- [TO DO]: Identify every row below that contains the word "letter" and copy each of those rows in full. Matching is case-sensitive.

- [RECORDS TO PROCESS]:
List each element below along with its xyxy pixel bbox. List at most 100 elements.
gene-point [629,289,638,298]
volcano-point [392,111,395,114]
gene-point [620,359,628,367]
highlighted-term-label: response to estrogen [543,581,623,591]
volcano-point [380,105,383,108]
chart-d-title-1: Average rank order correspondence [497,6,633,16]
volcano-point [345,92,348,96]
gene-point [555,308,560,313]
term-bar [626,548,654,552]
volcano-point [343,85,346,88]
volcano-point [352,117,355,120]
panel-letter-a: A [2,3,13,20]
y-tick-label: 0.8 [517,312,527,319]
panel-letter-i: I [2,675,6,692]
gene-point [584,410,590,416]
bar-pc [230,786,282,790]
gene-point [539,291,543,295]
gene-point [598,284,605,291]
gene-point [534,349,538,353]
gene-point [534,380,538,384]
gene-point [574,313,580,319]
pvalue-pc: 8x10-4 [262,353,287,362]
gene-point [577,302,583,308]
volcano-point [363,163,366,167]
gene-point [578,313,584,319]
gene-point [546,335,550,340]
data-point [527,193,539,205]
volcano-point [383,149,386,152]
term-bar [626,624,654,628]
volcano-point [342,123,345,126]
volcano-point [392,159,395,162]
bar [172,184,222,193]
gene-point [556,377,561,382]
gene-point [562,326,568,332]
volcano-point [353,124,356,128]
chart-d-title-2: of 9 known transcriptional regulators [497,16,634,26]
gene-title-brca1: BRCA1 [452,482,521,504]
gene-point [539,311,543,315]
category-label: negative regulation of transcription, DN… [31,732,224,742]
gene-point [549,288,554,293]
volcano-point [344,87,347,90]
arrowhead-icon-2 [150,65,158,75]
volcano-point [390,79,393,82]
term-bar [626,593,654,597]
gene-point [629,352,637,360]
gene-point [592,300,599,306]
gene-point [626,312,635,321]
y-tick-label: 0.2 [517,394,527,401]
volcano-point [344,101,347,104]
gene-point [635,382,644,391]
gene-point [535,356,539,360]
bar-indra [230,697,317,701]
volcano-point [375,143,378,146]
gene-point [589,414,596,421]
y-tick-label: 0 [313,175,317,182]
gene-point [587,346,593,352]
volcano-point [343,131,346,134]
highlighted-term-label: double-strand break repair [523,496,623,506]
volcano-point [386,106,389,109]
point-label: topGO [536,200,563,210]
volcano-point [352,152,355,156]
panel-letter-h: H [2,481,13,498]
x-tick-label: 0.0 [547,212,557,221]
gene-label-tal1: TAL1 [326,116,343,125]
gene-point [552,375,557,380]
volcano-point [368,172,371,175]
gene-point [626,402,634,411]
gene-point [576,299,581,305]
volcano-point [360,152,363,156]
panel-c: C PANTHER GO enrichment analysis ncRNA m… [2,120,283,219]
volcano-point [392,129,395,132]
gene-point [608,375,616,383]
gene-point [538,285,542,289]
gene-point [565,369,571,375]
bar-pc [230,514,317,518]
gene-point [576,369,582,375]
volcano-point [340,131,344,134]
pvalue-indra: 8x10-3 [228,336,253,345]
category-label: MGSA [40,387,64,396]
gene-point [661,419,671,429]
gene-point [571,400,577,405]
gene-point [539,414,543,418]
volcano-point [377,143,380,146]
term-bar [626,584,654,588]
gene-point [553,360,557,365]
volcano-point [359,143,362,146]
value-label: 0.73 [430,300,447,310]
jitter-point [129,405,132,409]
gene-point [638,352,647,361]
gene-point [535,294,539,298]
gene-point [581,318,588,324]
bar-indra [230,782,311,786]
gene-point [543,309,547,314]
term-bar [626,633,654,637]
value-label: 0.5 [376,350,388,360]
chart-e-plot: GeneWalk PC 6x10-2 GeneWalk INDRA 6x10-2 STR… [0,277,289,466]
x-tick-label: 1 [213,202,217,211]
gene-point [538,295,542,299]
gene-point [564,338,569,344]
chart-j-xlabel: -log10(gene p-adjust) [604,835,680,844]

- [RESULT]:
panel-letter-a: A [2,3,13,20]
panel-letter-i: I [2,675,6,692]
panel-letter-h: H [2,481,13,498]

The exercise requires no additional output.